#### Given data ####

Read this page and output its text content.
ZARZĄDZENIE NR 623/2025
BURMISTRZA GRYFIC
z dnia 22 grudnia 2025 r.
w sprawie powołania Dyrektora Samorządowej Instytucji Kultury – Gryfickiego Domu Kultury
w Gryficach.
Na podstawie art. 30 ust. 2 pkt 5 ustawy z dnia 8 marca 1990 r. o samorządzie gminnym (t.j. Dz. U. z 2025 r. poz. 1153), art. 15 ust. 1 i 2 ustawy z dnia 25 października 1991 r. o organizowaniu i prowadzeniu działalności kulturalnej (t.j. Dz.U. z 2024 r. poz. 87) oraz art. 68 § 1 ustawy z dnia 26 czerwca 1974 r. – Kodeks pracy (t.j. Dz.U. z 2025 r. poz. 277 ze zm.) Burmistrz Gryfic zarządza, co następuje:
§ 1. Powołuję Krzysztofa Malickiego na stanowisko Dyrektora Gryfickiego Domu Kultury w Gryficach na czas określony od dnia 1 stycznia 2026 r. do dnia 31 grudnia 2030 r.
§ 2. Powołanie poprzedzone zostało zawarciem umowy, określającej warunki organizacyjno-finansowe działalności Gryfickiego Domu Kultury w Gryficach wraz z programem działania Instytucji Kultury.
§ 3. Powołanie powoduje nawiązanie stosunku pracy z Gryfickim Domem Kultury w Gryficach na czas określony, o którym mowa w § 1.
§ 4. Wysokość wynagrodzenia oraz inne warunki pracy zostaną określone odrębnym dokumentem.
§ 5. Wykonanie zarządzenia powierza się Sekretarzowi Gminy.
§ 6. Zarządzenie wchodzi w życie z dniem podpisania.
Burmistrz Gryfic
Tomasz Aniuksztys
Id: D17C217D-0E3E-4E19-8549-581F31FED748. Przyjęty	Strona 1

####

## Written request
List the lines of the material in which the word "czas" occurs.

## Right answer
§ 1. Powołuję Krzysztofa Malickiego na stanowisko Dyrektora Gryfickiego Domu Kultury w Gryficach na czas określony od dnia 1 stycznia 2026 r. do dnia 31 grudnia 2030 r.
§ 3. Powołanie powoduje nawiązanie stosunku pracy z Gryfickim Domem Kultury w Gryficach na czas określony, o którym mowa w § 1.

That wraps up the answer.